Written problem —
State only how many lines contain the string "ARTICULATIONS".

Dataset items:
####################

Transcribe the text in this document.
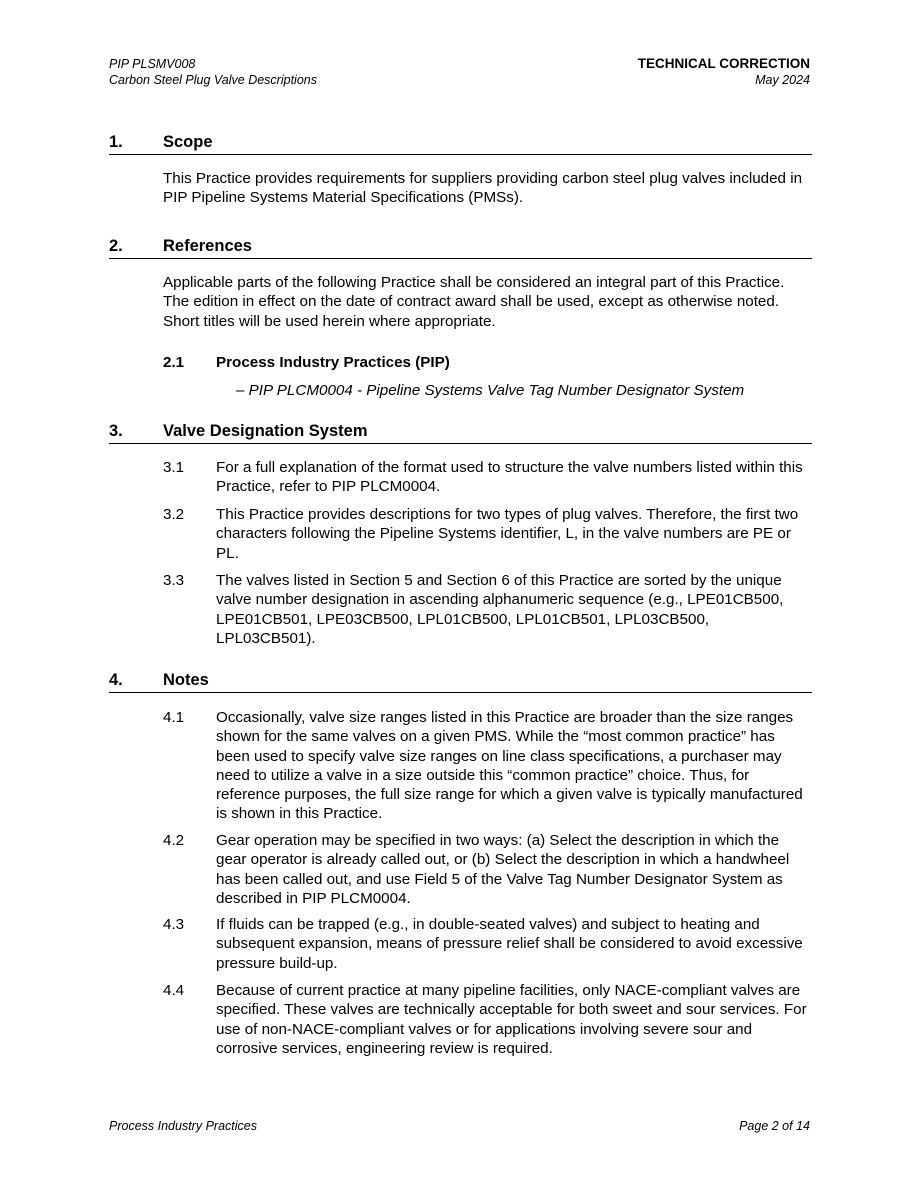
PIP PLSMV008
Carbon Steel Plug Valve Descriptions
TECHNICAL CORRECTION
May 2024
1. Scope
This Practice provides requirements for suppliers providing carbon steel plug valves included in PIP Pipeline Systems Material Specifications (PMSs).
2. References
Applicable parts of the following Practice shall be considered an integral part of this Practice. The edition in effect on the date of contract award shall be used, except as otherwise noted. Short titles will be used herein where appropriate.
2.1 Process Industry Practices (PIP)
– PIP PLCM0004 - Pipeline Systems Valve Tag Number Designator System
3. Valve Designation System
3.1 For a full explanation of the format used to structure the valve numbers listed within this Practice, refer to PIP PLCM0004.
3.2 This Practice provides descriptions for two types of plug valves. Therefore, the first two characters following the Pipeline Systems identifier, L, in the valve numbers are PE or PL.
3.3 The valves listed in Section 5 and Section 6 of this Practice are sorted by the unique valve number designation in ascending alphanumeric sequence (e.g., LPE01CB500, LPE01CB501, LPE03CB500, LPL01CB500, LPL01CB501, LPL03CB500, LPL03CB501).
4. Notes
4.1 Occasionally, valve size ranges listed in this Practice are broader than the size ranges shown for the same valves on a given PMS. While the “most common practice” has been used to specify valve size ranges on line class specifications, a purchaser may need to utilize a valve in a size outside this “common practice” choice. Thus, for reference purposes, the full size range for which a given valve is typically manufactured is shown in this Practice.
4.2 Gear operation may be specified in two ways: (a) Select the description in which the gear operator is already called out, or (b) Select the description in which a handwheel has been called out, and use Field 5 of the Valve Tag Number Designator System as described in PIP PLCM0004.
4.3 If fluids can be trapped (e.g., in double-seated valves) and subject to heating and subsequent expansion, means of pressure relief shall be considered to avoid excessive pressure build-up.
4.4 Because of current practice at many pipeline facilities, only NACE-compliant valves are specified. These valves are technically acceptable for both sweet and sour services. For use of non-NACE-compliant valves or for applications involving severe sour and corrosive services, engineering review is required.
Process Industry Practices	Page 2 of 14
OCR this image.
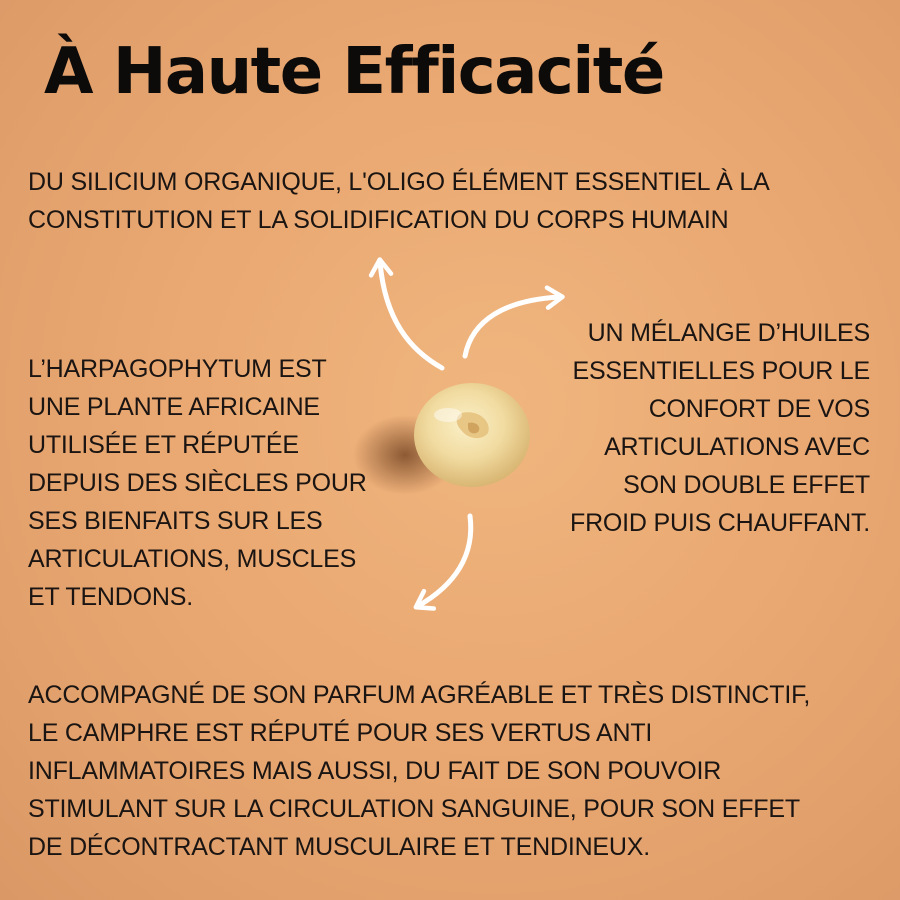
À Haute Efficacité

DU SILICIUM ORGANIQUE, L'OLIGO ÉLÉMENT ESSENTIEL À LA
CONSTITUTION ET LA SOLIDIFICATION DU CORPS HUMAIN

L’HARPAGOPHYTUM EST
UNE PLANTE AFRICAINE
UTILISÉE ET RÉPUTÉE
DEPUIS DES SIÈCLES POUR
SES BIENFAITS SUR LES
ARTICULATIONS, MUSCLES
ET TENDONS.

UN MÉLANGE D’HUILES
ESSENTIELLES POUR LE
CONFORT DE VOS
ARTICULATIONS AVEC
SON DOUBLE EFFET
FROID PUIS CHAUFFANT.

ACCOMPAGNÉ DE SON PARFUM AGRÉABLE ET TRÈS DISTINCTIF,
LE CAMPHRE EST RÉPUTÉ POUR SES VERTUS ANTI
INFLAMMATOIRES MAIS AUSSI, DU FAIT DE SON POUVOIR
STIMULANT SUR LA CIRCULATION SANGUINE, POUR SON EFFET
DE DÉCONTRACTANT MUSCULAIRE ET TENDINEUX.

####################

Exercise output —
2